Records shown
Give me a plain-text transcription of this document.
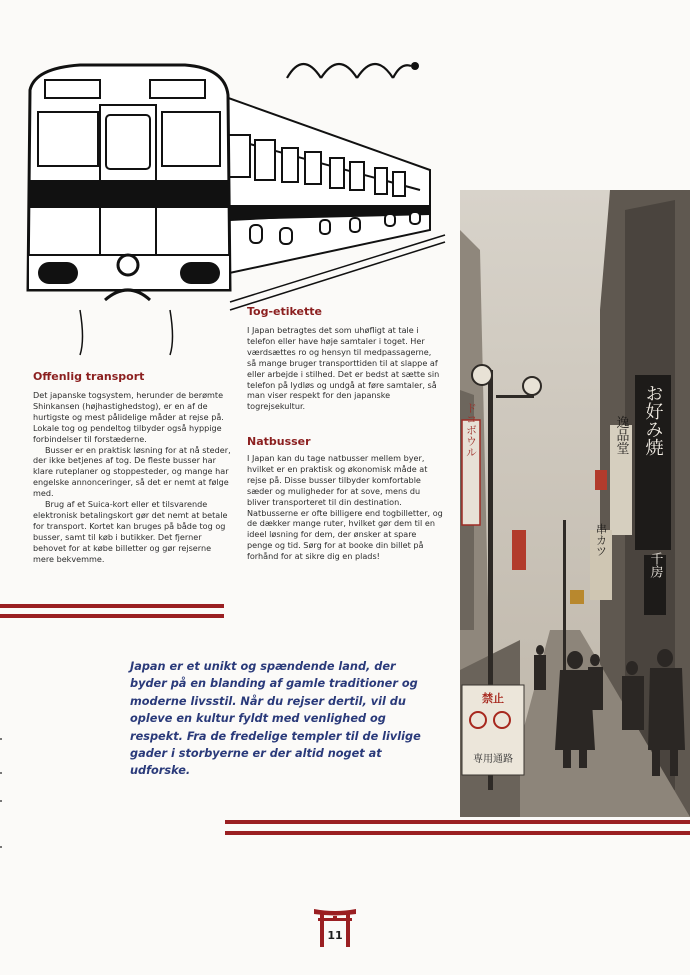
Offenlig transport

Det japanske togsystem, herunder de berømte Shinkansen (højhastighedstog), er en af de hurtigste og mest pålidelige måder at rejse på. Lokale tog og pendeltog tilbyder også hyppige forbindelser til forstæderne.

Busser er en praktisk løsning for at nå steder, der ikke betjenes af tog. De fleste busser har klare ruteplaner og stoppesteder, og mange har engelske annonceringer, så det er nemt at følge med.

Brug af et Suica-kort eller et tilsvarende elektronisk betalingskort gør det nemt at betale for transport. Kortet kan bruges på både tog og busser, samt til køb i butikker. Det fjerner behovet for at købe billetter og gør rejserne mere bekvemme.

Tog-etikette

I Japan betragtes det som uhøfligt at tale i telefon eller have høje samtaler i toget. Her værdsættes ro og hensyn til medpassagerne, så mange bruger transporttiden til at slappe af eller arbejde i stilhed. Det er bedst at sætte sin telefon på lydløs og undgå at føre samtaler, så man viser respekt for den japanske togrejsekultur.

Natbusser

I Japan kan du tage natbusser mellem byer, hvilket er en praktisk og økonomisk måde at rejse på. Disse busser tilbyder komfortable sæder og muligheder for at sove, mens du bliver transporteret til din destination. Natbusserne er ofte billigere end togbilletter, og de dækker mange ruter, hvilket gør dem til en ideel løsning for dem, der ønsker at spare penge og tid. Sørg for at booke din billet på forhånd for at sikre dig en plads!

Japan er et unikt og spændende land, der byder på en blanding af gamle traditioner og moderne livsstil. Når du rejser dertil, vil du opleve en kultur fyldt med venlighed og respekt. Fra de fredelige templer til de livlige gader i storbyerne er der altid noget at udforske.
お好み焼
逸品堂
ドコボウル
串カツ
千房
禁止
専用通路
11
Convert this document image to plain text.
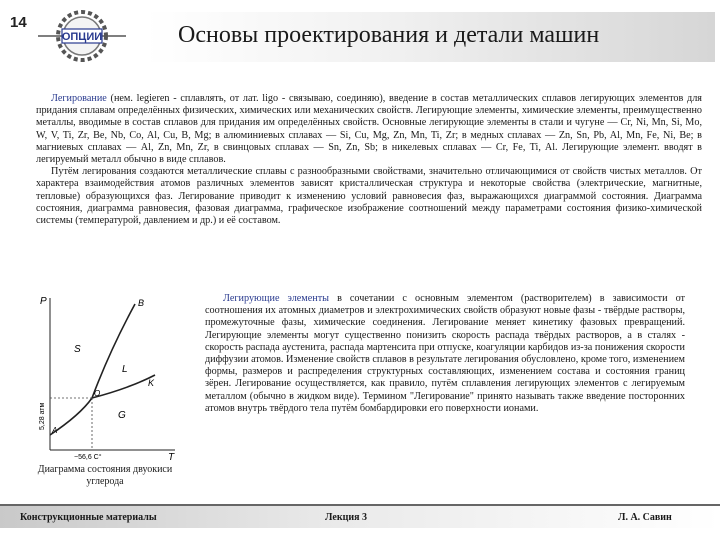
14
ОПЦИИ	Основы проектирования и детали машин

Легирование (нем. legieren - сплавлять, от лат. ligo - связываю, соединяю), введение в состав металлических сплавов легирующих элементов для придания сплавам определённых физических, химических или механических свойств. Легирующие элементы, химические элементы, преимущественно металлы, вводимые в состав сплавов для придания им определённых свойств. Основные легирующие элементы в стали и чугуне — Cr, Ni, Mn, Si, Mo, W, V, Ti, Zr, Be, Nb, Co, Al, Cu, B, Mg; в алюминиевых сплавах — Si, Cu, Mg, Zn, Mn, Ti, Zr; в медных сплавах — Zn, Sn, Pb, Al, Mn, Fe, Ni, Be; в магниевых сплавах — Al, Zn, Mn, Zr, в свинцовых сплавах — Sn, Zn, Sb; в никелевых сплавах — Cr, Fe, Ti, Al. Легирующие элемент. вводят в легируемый металл обычно в виде сплавов.

Путём легирования создаются металлические сплавы с разнообразными свойствами, значительно отличающимися от свойств чистых металлов. От характера взаимодействия атомов различных элементов зависят кристаллическая структура и некоторые свойства (электрические, магнитные, тепловые) образующихся фаз. Легирование приводит к изменению условий равновесия фаз, выражающихся диаграммой состояния. Диаграмма состояния, диаграмма равновесия, фазовая диаграмма, графическое изображение соотношений между параметрами состояния физико-химической системы (температурой, давлением и др.) и её составом.

P
T
B
S
L
K
G
O
A
5,28 атм
−56,6 С°
Диаграмма состояния двуокиси углерода

Легирующие элементы в сочетании с основным элементом (растворителем) в зависимости от соотношения их атомных диаметров и электрохимических свойств образуют новые фазы - твёрдые растворы, промежуточные фазы, химические соединения. Легирование меняет кинетику фазовых превращений. Легирующие элементы могут существенно понизить скорость распада твёрдых растворов, а в сталях - скорость распада аустенита, распада мартенсита при отпуске, коагуляции карбидов из-за понижения скорости диффузии атомов. Изменение свойств сплавов в результате легирования обусловлено, кроме того, изменением формы, размеров и распределения структурных составляющих, изменением состава и состояния границ зёрен. Легирование осуществляется, как правило, путём сплавления легирующих элементов с легируемым металлом (обычно в жидком виде). Термином "Легирование" принято называть также введение посторонних атомов внутрь твёрдого тела путём бомбардировки его поверхности ионами.

Конструкционные материалы	Лекция 3	Л. А. Савин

Written exercise
Tell how many lines in the records above contain "this", giving the number and no other words.

Exercise result
2